-------- Kaynak metin --------
Kültür - Sanat 'Ara Âlem'dekiler için yeniden doğuş zamanı...
Paylaş
'Ara Âlem'dekiler için yeniden doğuş zamanı...

Aradığın şeyi bulana kadar bütün odalar senindir.

Eski bir tabloya hapsedilen soylu bir kız, tamamlanamayan efsunlu bir nakış, yaptıkları pahasına yok edilmeyi göze alan bir erik ağacı, çizdiği resim beğenilmediği için beş yüz yıl önce katledilen on altı yaşında bir ressam ve sabırsızlıkla gerçek bedenine kavuşacağı ânı bekleyen üç buçuk harfli Canan…

Ölüm âlemine gitmemek için uzun süredir direnen ve Ara Âlemde tutunmaya çalışan Canan yeniden dirilebilmek için her şeyi denemeye hazır. Tarlakoz’un tuzağına düşmeden bedenini bulmanın yollarını arayan bu çaresiz ruh artık titreşimlerden oluşan bir bulut olmak istemiyor. Bedensiz bir ruh neye yarar? Beden varsa hayat vardır.
--------
* Görev A
Ara Âlem tanıtım metninden "Kültür - Sanat" sözcüklerini içeren yerle açılıp "bütün odalar senindir." ile kapanan bölümü olduğu gibi kopyalayın.
* Görev B
Ara Âlem tanıtım metninde "Eski bir tabloya hapsedilen" diye başlayan cümlede sayılan varlıkları, cümledeki nitelendirmeleriyle birlikte sırayla listeleyin.
* Görev C
Ara Âlem tanıtım metnini son cümlesinden sonra sürdürün.
-------- Listelenen veriler --------
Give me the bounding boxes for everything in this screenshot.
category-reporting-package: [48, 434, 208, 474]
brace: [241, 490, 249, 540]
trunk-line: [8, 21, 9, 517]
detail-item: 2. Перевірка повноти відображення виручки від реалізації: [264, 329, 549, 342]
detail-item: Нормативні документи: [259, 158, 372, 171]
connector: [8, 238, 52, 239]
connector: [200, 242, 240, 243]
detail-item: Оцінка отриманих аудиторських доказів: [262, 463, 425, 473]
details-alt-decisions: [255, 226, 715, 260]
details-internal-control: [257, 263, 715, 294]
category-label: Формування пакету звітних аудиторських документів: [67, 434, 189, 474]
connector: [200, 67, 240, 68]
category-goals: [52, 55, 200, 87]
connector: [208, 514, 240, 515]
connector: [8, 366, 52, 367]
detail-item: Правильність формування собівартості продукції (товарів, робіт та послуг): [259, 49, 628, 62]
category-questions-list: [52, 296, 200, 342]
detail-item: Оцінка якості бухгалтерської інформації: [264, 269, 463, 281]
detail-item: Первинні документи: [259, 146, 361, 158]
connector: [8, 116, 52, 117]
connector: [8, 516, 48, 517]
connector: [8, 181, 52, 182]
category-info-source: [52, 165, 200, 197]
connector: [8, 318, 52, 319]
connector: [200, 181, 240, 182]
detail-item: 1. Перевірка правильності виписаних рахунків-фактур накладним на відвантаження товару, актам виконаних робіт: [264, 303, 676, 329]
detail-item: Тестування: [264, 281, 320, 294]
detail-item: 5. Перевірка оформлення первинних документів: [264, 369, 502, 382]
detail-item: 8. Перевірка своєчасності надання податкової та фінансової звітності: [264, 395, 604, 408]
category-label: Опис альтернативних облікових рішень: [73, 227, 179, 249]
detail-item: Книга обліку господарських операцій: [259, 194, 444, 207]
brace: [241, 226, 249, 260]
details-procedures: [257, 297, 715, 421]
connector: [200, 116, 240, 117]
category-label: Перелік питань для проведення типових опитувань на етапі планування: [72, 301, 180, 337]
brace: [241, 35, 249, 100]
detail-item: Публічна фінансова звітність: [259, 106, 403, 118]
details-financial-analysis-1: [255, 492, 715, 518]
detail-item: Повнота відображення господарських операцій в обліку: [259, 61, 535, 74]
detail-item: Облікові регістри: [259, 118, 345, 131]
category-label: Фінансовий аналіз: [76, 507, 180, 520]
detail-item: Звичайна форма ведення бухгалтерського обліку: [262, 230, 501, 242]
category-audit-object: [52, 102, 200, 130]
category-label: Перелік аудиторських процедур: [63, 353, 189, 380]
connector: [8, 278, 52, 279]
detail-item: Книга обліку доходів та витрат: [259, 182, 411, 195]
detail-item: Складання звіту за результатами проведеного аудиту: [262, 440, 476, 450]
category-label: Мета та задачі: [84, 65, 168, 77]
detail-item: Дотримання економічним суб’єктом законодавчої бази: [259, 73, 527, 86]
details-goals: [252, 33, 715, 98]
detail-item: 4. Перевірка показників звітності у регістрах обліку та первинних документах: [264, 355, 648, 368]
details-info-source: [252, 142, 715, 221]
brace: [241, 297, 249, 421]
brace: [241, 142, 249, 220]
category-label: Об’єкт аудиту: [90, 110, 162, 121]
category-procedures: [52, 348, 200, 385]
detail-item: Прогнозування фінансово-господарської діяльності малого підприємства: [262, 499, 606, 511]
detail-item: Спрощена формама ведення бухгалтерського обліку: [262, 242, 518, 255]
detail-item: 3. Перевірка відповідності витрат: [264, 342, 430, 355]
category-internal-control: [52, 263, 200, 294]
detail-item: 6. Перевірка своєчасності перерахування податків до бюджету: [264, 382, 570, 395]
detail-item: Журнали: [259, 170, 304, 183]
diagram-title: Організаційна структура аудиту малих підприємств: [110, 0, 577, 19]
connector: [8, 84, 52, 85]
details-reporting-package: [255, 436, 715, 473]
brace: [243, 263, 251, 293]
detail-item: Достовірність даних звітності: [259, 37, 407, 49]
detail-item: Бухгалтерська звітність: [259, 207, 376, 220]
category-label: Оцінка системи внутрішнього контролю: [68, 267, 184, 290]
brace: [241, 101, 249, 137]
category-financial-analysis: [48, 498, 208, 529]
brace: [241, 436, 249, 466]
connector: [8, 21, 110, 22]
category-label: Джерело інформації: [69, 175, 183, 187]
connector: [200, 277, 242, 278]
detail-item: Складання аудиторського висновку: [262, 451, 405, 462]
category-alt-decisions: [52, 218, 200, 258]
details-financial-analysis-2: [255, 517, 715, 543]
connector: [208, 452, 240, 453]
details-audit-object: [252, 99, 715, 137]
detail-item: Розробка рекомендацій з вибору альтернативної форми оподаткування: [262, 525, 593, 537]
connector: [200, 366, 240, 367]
--------
* Görev çıktısı A
Kültür - Sanat 'Ara Âlem'dekiler için yeniden doğuş zamanı...
Paylaş
'Ara Âlem'dekiler için yeniden doğuş zamanı...

Aradığın şeyi bulana kadar bütün odalar senindir.

* Görev çıktısı B
- Eski bir tabloya hapsedilen soylu bir kız
- Tamamlanamayan efsunlu bir nakış
- Yaptıkları pahasına yok edilmeyi göze alan bir erik ağacı
- Çizdiği resim beğenilmediği için beş yüz yıl önce katledilen on altı yaşında bir ressam
- Sabırsızlıkla gerçek bedenine kavuşacağı ânı bekleyen üç buçuk harfli Canan

* Görev çıktısı C
Aradığı şey mi Canan’ı çağırıyor, yoksa o mu aradığını çağırıyor? Ayrı düşen ruh ve beden birbirine böyle mi kavuşur? Ölüme teslim olmamaya karalı görünen Canan umudu bazen mezarlıktaki bir ağaçta, bazen toprağı eşeleyip duran bir tırtılda, bazen anlamlandırılamayan harflerde, bazense eksik kalan bir nakışta arıyor. Yarı buçuk hayatıyla ölüme kafa tutarken kaderi Marlon adında genç yaşta ölen bir ressamınki ile kesişiyor. Peki, Ara Âlemdeki başka bir ruh ötekine nasıl yardım eli uzatabilir?..

Miyase Sertbarut’un, geceleri saat üç buçukta uyanıp yazdığı "Ara Âlem" dizisinin üçüncü ve son halkası, okurlarını, farklı yüzyıllara ait iki gizemli ruhun varoluş mücadelesine ortak ederek, efsanevi bir yeniden doğuş hikâyesi anlatıyor.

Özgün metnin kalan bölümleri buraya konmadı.